## Raw records
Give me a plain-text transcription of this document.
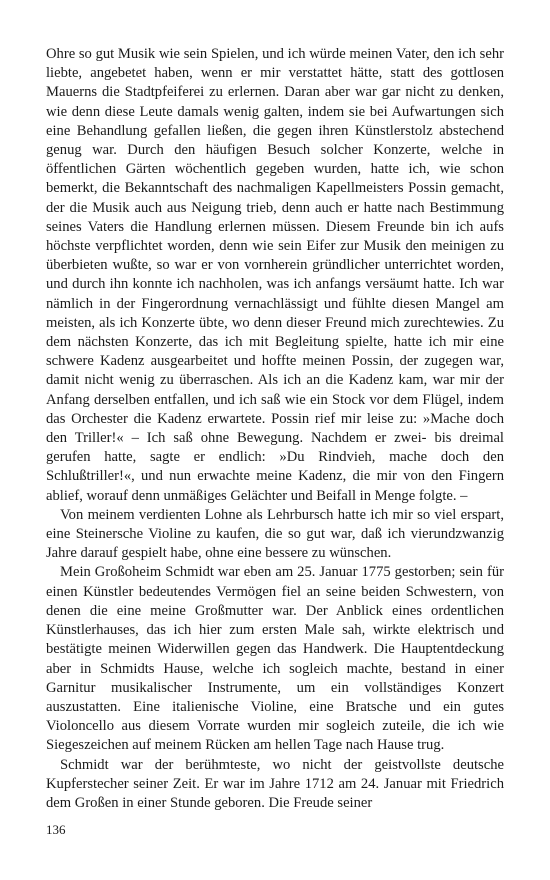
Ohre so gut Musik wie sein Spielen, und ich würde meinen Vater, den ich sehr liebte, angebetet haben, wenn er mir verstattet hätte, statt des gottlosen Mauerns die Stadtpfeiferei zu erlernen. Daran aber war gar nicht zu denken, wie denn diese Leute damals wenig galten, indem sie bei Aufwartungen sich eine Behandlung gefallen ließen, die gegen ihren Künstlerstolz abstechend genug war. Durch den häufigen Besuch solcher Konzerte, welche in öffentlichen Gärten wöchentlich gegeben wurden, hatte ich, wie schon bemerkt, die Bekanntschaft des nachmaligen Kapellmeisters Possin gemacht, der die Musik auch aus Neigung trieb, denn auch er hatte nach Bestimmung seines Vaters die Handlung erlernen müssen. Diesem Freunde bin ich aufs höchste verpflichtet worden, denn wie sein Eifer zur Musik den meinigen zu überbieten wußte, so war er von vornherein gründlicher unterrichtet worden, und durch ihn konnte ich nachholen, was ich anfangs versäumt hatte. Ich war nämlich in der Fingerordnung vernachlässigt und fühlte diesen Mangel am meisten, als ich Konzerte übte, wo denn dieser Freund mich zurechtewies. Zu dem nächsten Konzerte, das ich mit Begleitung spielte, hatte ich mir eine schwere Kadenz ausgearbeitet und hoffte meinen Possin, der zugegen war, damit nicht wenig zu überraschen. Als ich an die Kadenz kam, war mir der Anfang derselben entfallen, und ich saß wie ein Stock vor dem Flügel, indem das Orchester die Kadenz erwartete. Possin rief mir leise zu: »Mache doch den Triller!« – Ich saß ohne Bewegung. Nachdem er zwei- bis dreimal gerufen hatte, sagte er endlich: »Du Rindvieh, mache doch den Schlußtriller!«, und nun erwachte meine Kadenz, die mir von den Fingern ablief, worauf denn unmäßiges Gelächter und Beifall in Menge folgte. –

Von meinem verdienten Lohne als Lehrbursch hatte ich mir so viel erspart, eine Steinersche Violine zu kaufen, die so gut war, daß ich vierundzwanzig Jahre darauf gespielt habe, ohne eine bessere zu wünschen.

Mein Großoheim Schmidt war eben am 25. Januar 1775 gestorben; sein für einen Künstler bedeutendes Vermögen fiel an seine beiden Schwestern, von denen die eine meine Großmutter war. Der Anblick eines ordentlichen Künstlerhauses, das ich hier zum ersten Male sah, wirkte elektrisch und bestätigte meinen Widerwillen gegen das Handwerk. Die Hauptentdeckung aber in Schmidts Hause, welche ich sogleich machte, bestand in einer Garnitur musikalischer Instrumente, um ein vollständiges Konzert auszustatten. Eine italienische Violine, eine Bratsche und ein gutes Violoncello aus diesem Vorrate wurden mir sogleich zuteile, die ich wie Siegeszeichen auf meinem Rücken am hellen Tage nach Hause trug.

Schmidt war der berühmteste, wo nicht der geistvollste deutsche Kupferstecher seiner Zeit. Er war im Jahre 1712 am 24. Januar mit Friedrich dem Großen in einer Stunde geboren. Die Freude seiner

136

## What you will do
Using the records above, copy each line that contains "Januar".

## Exercise result
Mein Großoheim Schmidt war eben am 25. Januar 1775 gestorben; sein für einen Künstler bedeutendes Vermögen fiel an seine beiden Schwestern, von denen die eine meine Großmutter war. Der Anblick eines ordentlichen Künstlerhauses, das ich hier zum ersten Male sah, wirkte elektrisch und bestätigte meinen Widerwillen gegen das Handwerk. Die Hauptentdeckung aber in Schmidts Hause, welche ich sogleich machte, bestand in einer Garnitur musikalischer Instrumente, um ein vollständiges Konzert auszustatten. Eine italienische Violine, eine Bratsche und ein gutes Violoncello aus diesem Vorrate wurden mir sogleich zuteile, die ich wie Siegeszeichen auf meinem Rücken am hellen Tage nach Hause trug.
Schmidt war der berühmteste, wo nicht der geistvollste deutsche Kupferstecher seiner Zeit. Er war im Jahre 1712 am 24. Januar mit Friedrich dem Großen in einer Stunde geboren. Die Freude seiner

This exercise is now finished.